### What you will do
Copy the lines word for word, from the first one through the line containing "t-icon: t — [926, 9, 940, 23]", and include both.

** Start of Entries shown **

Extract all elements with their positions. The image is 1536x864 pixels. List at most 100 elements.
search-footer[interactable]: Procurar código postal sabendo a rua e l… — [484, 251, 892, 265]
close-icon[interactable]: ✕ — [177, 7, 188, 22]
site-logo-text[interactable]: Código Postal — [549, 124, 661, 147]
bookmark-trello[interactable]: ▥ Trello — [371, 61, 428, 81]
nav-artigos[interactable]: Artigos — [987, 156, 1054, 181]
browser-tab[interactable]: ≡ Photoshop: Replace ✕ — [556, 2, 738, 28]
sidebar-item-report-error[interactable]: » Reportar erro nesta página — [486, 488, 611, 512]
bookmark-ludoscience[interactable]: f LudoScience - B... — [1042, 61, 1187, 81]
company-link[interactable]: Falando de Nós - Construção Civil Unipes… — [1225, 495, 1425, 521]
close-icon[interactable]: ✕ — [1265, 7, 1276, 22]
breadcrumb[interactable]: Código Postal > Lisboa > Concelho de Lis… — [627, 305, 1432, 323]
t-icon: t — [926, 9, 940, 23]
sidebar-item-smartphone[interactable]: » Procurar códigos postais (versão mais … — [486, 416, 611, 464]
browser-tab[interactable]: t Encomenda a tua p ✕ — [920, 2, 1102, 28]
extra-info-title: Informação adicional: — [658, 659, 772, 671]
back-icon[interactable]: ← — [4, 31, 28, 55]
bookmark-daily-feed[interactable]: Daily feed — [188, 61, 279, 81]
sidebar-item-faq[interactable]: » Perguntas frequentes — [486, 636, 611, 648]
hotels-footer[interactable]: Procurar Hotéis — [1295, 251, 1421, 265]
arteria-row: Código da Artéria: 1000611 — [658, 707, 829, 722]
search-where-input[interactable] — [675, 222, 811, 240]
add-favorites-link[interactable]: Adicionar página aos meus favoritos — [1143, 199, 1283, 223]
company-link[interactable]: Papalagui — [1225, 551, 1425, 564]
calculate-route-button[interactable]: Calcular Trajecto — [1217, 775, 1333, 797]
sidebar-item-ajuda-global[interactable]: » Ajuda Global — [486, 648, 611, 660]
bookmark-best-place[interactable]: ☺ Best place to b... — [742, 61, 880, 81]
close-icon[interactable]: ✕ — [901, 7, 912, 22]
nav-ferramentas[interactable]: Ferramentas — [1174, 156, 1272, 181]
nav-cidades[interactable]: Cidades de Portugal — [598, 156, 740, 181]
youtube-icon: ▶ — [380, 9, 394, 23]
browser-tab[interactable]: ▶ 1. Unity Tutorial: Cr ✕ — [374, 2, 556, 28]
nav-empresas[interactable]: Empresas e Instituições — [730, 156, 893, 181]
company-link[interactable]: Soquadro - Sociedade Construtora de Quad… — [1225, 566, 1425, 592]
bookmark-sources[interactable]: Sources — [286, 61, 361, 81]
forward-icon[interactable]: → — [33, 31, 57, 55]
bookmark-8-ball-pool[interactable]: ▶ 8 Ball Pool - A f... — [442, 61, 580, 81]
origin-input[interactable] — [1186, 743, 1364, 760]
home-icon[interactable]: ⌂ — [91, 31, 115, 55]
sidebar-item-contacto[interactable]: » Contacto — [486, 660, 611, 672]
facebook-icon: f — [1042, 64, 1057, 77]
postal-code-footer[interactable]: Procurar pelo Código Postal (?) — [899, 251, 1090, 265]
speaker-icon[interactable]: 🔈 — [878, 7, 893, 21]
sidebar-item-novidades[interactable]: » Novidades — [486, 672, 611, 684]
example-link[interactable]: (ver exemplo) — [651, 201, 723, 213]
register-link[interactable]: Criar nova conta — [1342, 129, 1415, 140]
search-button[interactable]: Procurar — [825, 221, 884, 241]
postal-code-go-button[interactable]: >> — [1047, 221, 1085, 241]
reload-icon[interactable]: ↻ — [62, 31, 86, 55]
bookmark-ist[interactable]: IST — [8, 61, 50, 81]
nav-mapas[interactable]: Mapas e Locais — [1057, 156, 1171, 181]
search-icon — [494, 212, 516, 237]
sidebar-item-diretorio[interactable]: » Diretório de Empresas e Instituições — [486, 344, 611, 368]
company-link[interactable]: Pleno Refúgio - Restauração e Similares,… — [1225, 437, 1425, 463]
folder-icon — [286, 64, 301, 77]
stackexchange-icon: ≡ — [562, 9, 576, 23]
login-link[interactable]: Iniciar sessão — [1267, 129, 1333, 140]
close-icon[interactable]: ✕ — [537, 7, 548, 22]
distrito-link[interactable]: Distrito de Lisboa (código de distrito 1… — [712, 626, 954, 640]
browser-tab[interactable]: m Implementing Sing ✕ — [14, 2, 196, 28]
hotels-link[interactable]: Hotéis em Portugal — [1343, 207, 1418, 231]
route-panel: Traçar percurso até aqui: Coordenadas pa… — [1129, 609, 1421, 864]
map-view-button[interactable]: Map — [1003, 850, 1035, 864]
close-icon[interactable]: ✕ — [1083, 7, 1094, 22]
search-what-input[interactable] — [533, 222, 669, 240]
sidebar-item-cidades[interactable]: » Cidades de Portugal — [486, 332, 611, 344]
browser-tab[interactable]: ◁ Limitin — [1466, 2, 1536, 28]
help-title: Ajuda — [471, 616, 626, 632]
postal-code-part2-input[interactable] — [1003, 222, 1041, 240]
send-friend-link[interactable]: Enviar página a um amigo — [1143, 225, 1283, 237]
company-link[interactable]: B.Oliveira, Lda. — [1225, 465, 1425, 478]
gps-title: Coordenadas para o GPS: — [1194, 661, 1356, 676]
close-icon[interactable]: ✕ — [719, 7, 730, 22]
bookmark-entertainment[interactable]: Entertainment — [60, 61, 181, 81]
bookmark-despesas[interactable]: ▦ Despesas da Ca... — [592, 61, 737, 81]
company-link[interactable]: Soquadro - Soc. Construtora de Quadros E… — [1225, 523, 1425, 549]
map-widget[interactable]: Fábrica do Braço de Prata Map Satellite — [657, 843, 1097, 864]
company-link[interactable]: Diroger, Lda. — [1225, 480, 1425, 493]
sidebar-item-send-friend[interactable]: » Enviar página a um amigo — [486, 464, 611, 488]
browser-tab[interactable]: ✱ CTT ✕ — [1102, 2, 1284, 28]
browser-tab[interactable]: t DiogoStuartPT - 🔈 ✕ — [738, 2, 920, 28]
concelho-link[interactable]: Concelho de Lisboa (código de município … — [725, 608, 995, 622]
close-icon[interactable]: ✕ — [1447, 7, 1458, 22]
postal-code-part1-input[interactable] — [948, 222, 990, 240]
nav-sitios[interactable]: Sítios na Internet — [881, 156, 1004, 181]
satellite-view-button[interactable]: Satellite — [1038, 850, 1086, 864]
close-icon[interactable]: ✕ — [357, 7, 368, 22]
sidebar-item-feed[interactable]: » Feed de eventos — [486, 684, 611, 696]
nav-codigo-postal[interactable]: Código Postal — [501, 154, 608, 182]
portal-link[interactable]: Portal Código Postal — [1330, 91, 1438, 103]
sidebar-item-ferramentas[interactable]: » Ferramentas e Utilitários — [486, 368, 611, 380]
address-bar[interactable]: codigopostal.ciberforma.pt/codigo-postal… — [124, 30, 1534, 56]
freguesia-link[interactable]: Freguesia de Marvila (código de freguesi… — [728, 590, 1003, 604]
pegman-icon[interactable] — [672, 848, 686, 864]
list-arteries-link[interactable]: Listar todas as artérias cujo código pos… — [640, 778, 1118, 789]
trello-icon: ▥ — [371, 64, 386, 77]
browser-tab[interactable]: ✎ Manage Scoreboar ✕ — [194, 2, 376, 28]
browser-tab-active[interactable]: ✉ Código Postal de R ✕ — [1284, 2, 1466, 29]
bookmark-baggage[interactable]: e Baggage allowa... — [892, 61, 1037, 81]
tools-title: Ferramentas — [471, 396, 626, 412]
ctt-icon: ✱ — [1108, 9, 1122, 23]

** End of Entries shown **

### Task solution
Extract all elements with their positions. The image is 1536x864 pixels. List at most 100 elements.
search-footer[interactable]: Procurar código postal sabendo a rua e l… — [484, 251, 892, 265]
close-icon[interactable]: ✕ — [177, 7, 188, 22]
site-logo-text[interactable]: Código Postal — [549, 124, 661, 147]
bookmark-trello[interactable]: ▥ Trello — [371, 61, 428, 81]
nav-artigos[interactable]: Artigos — [987, 156, 1054, 181]
browser-tab[interactable]: ≡ Photoshop: Replace ✕ — [556, 2, 738, 28]
sidebar-item-report-error[interactable]: » Reportar erro nesta página — [486, 488, 611, 512]
bookmark-ludoscience[interactable]: f LudoScience - B... — [1042, 61, 1187, 81]
company-link[interactable]: Falando de Nós - Construção Civil Unipes… — [1225, 495, 1425, 521]
close-icon[interactable]: ✕ — [1265, 7, 1276, 22]
breadcrumb[interactable]: Código Postal > Lisboa > Concelho de Lis… — [627, 305, 1432, 323]
t-icon: t — [926, 9, 940, 23]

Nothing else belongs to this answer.